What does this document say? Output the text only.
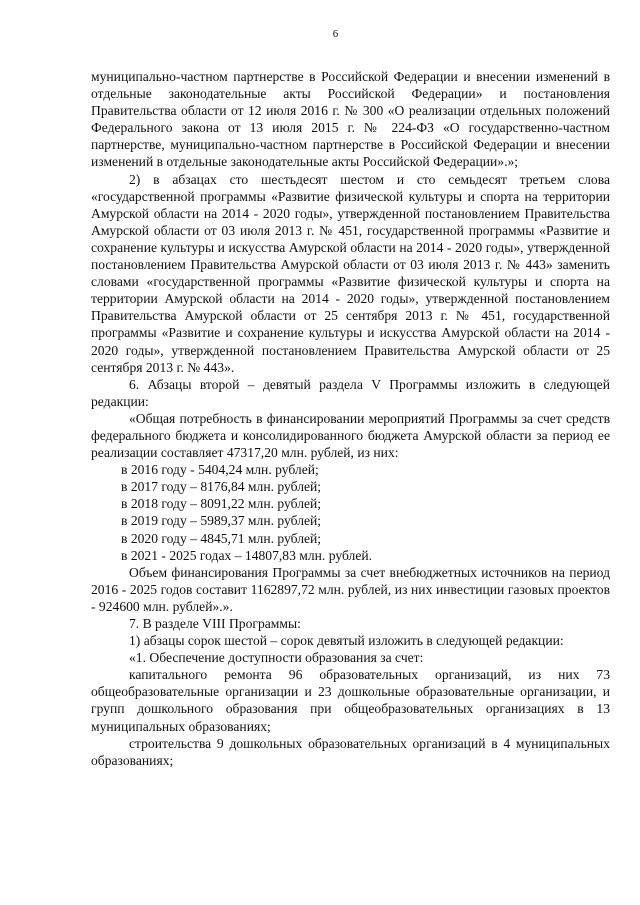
6

муниципально-частном партнерстве в Российской Федерации и внесении изменений в отдельные законодательные акты Российской Федерации» и постановления Правительства области от 12 июля 2016 г. № 300 «О реализации отдельных положений Федерального закона от 13 июля 2015 г. № 224-ФЗ «О государственно-частном партнерстве, муниципально-частном партнерстве в Российской Федерации и внесении изменений в отдельные законодательные акты Российской Федерации».»;

2) в абзацах сто шестьдесят шестом и сто семьдесят третьем слова «государственной программы «Развитие физической культуры и спорта на территории Амурской области на 2014 - 2020 годы», утвержденной постановлением Правительства Амурской области от 03 июля 2013 г. № 451, государственной программы «Развитие и сохранение культуры и искусства Амурской области на 2014 - 2020 годы», утвержденной постановлением Правительства Амурской области от 03 июля 2013 г. № 443» заменить словами «государственной программы «Развитие физической культуры и спорта на территории Амурской области на 2014 - 2020 годы», утвержденной постановлением Правительства Амурской области от 25 сентября 2013 г. № 451, государственной программы «Развитие и сохранение культуры и искусства Амурской области на 2014 - 2020 годы», утвержденной постановлением Правительства Амурской области от 25 сентября 2013 г. № 443».

6. Абзацы второй – девятый раздела V Программы изложить в следующей редакции:

«Общая потребность в финансировании мероприятий Программы за счет средств федерального бюджета и консолидированного бюджета Амурской области за период ее реализации составляет 47317,20 млн. рублей, из них:

в 2016 году - 5404,24 млн. рублей;

в 2017 году – 8176,84 млн. рублей;

в 2018 году – 8091,22 млн. рублей;

в 2019 году – 5989,37 млн. рублей;

в 2020 году – 4845,71 млн. рублей;

в 2021 - 2025 годах – 14807,83 млн. рублей.

Объем финансирования Программы за счет внебюджетных источников на период 2016 - 2025 годов составит 1162897,72 млн. рублей, из них инвестиции газовых проектов - 924600 млн. рублей».».

7. В разделе VIII Программы:

1) абзацы сорок шестой – сорок девятый изложить в следующей редакции:

«1. Обеспечение доступности образования за счет:

капитального ремонта 96 образовательных организаций, из них 73 общеобразовательные организации и 23 дошкольные образовательные организации, и групп дошкольного образования при общеобразовательных организациях в 13 муниципальных образованиях;

строительства 9 дошкольных образовательных организаций в 4 муниципальных образованиях;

==*==

The task:
Reply with nothing but a number: how many lines of the entries above contain the string "рублей"?

Full response:
8